Stored data
**********

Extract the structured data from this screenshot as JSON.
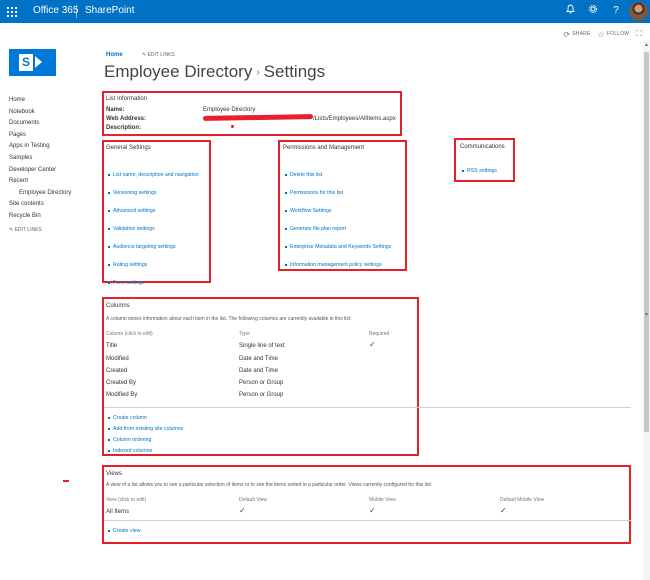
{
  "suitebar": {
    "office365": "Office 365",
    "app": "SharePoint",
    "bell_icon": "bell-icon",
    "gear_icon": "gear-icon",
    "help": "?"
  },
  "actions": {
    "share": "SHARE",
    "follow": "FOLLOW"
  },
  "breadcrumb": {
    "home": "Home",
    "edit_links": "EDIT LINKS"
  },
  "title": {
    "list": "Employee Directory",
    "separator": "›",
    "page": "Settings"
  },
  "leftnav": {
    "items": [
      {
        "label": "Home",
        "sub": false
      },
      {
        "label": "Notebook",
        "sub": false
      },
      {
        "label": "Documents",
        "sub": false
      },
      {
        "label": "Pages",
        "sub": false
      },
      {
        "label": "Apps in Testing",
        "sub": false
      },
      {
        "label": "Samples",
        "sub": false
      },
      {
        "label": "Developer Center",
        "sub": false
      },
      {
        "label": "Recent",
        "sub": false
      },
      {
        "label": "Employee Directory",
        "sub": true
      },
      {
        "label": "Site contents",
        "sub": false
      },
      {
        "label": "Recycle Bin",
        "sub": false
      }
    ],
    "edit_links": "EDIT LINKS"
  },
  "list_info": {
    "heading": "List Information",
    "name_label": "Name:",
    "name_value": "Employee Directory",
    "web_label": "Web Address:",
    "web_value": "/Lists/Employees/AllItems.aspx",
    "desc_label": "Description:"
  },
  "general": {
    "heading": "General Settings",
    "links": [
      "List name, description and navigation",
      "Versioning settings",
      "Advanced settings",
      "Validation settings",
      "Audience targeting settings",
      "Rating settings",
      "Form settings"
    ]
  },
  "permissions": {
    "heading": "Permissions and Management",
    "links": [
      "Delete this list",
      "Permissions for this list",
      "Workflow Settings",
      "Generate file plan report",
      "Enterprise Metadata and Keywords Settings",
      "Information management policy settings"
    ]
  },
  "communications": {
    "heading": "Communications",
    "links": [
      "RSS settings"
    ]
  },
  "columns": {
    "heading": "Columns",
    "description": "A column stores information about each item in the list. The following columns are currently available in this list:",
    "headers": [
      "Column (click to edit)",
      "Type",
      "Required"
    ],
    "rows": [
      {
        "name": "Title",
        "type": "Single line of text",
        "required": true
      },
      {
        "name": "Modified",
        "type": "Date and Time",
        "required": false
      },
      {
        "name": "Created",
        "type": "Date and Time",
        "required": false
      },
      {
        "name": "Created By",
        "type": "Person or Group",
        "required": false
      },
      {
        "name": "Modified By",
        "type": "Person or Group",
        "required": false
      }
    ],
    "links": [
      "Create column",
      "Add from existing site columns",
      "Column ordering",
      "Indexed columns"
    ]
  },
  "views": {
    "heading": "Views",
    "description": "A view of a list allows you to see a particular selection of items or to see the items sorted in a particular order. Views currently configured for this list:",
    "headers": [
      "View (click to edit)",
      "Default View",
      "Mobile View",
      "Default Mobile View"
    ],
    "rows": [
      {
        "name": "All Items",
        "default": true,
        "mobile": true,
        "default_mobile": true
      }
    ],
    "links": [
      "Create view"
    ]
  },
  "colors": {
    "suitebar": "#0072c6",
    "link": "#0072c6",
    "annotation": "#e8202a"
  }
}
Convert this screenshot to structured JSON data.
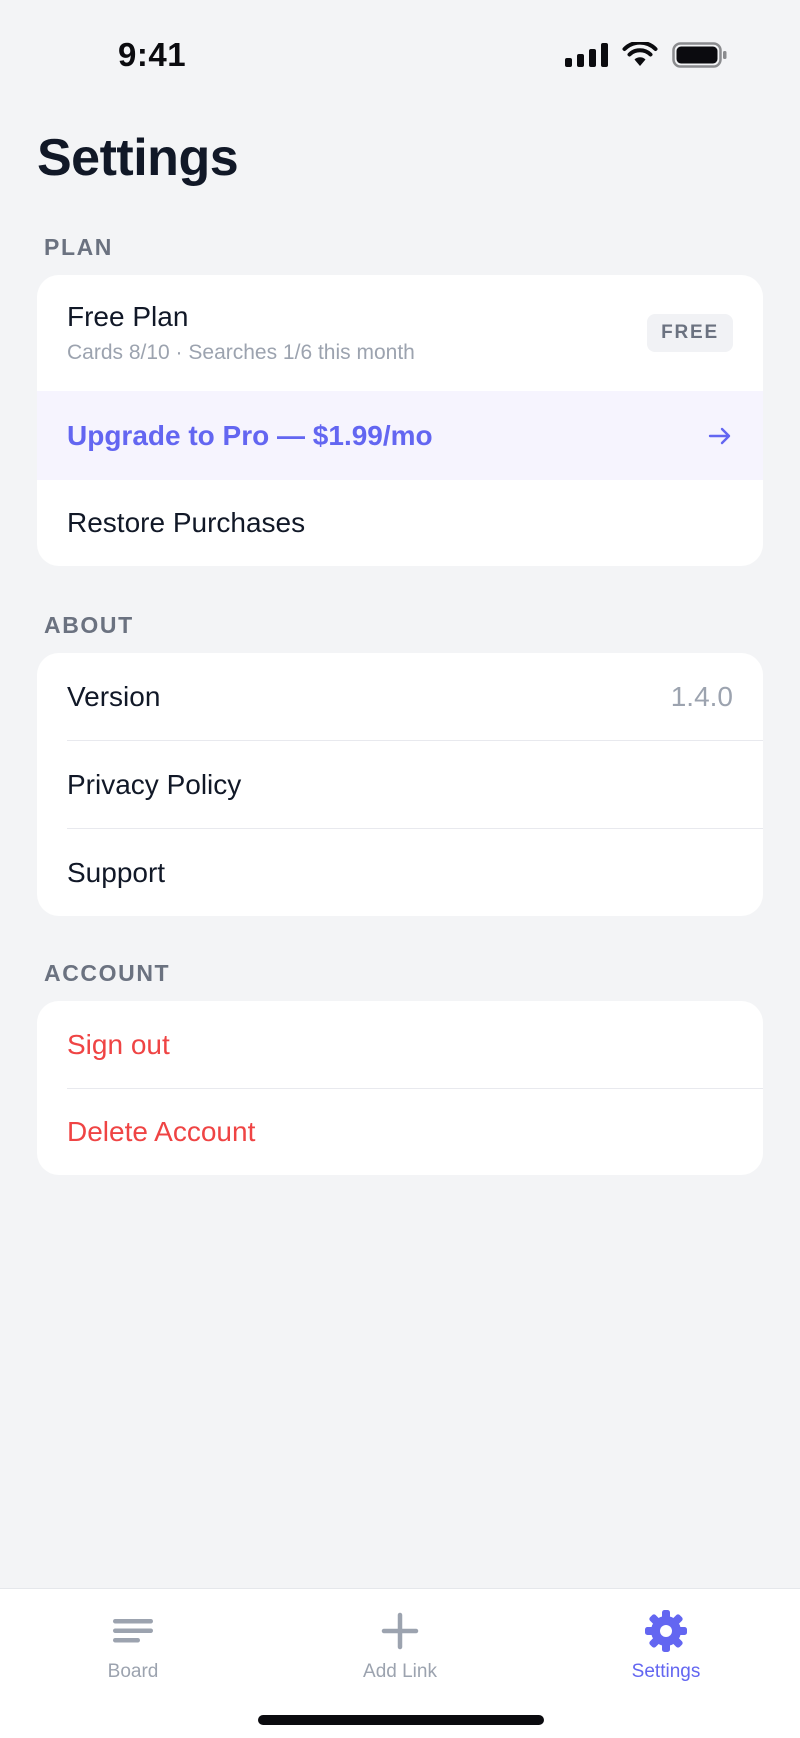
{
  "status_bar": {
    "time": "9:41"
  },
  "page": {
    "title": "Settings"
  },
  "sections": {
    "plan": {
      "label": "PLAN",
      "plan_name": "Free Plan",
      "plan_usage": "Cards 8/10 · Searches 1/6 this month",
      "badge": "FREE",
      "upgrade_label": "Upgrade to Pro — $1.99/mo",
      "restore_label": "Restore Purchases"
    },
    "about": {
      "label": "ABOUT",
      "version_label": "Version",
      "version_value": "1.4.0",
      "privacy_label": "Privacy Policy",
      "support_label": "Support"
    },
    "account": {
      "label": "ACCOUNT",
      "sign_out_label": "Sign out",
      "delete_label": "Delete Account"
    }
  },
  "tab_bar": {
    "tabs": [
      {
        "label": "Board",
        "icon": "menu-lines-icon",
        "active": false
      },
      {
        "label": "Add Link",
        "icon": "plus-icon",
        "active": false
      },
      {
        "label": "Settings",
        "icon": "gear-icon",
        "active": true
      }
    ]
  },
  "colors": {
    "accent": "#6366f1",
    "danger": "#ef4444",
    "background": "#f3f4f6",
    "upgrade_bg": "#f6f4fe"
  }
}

**********

Objective:
Leave out every picture and write out exactly the lines running from the line containing "Convert this screenshot" to the end of the listing above.

Response to this task:
Convert this screenshot to structured JSON data.
{
  "status_bar": {
    "time": "9:41"
  },
  "page": {
    "title": "Settings"
  },
  "sections": {
    "plan": {
      "label": "PLAN",
      "plan_name": "Free Plan",
      "plan_usage": "Cards 8/10 · Searches 1/6 this month",
      "badge": "FREE",
      "upgrade_label": "Upgrade to Pro — $1.99/mo",
      "restore_label": "Restore Purchases"
    },
    "about": {
      "label": "ABOUT",
      "version_label": "Version",
      "version_value": "1.4.0",
      "privacy_label": "Privacy Policy",
      "support_label": "Support"
    },
    "account": {
      "label": "ACCOUNT",
      "sign_out_label": "Sign out",
      "delete_label": "Delete Account"
    }
  },
  "tab_bar": {
    "tabs": [
      {
        "label": "Board",
        "icon": "menu-lines-icon",
        "active": false
      },
      {
        "label": "Add Link",
        "icon": "plus-icon",
        "active": false
      },
      {
        "label": "Settings",
        "icon": "gear-icon",
        "active": true
      }
    ]
  },
  "colors": {
    "accent": "#6366f1",
    "danger": "#ef4444",
    "background": "#f3f4f6",
    "upgrade_bg": "#f6f4fe"
  }
}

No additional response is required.